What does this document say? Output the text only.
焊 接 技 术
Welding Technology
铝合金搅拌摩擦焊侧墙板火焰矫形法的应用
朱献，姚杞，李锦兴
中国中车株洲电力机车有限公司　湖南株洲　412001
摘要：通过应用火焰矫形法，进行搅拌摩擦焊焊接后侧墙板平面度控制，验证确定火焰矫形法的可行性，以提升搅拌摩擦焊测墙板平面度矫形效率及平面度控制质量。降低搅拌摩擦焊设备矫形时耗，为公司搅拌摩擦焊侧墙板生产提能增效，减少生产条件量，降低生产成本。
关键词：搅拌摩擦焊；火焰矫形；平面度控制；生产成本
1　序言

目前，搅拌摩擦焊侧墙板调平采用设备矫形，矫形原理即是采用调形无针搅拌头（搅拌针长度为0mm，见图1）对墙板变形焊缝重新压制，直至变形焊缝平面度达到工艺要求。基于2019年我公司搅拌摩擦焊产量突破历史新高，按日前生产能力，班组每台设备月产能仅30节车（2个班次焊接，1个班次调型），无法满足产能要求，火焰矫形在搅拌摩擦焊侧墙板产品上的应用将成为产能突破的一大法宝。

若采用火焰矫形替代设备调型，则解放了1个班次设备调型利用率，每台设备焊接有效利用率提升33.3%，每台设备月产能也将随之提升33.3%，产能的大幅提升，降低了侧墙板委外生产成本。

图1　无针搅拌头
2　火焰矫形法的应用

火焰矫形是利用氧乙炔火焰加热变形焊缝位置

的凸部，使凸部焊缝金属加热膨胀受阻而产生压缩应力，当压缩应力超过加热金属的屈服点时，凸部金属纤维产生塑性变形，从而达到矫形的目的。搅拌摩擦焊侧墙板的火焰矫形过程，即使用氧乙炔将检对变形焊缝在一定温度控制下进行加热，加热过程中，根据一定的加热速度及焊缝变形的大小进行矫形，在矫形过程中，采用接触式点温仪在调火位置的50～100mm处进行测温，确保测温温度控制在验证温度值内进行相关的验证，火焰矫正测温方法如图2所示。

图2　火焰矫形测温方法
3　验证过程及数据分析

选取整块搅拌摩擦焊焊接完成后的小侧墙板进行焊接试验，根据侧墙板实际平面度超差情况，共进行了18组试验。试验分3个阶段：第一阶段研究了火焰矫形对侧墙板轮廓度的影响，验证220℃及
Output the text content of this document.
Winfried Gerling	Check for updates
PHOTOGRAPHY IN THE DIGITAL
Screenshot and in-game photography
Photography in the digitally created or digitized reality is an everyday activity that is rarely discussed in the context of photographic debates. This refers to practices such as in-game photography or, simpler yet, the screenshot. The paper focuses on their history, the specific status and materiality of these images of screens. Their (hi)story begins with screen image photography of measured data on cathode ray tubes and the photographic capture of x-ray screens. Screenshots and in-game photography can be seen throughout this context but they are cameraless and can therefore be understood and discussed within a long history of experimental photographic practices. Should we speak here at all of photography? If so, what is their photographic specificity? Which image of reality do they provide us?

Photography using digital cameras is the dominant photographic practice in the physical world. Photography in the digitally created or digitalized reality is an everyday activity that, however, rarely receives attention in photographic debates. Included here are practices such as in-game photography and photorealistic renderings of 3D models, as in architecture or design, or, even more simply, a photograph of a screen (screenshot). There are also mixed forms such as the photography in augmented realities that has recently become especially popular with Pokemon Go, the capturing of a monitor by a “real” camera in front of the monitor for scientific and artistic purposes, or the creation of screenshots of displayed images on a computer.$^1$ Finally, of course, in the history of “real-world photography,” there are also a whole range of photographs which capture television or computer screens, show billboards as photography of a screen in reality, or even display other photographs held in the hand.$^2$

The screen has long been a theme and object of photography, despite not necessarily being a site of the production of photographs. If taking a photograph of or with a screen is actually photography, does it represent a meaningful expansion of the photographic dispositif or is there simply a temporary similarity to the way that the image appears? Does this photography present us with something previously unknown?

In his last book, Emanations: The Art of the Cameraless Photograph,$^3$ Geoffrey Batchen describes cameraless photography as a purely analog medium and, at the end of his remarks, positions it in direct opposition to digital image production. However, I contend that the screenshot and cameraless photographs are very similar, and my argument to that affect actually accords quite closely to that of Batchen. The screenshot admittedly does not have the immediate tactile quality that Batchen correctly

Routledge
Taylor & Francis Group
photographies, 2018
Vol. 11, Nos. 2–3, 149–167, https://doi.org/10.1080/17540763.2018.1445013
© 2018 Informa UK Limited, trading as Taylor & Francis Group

• • • • • • •

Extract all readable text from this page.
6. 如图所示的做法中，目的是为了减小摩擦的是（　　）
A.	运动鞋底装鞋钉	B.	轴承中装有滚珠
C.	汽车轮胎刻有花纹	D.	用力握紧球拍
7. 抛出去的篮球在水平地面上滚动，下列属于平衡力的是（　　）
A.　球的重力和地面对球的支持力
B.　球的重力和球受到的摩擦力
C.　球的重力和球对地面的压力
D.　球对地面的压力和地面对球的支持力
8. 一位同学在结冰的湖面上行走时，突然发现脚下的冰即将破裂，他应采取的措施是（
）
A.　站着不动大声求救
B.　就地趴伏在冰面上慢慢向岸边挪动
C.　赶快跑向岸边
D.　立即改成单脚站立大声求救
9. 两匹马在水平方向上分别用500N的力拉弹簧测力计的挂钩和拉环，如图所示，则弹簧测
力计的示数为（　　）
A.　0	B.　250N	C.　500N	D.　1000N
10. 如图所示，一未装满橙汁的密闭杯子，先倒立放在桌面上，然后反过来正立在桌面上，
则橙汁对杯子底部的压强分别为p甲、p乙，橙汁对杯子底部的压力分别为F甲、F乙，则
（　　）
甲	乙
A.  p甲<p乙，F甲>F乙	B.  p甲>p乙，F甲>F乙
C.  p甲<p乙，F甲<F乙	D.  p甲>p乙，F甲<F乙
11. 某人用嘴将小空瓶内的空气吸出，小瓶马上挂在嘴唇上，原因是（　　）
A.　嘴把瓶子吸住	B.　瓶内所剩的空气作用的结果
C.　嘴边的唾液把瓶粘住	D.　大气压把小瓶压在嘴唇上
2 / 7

• • • • • • •

▶ _WHAT YOU HAVE TO DO_: For the entries above, state how many lines contain the word "Output". Provide the number by itself.

▶ _COMPLETE ANSWER_: 2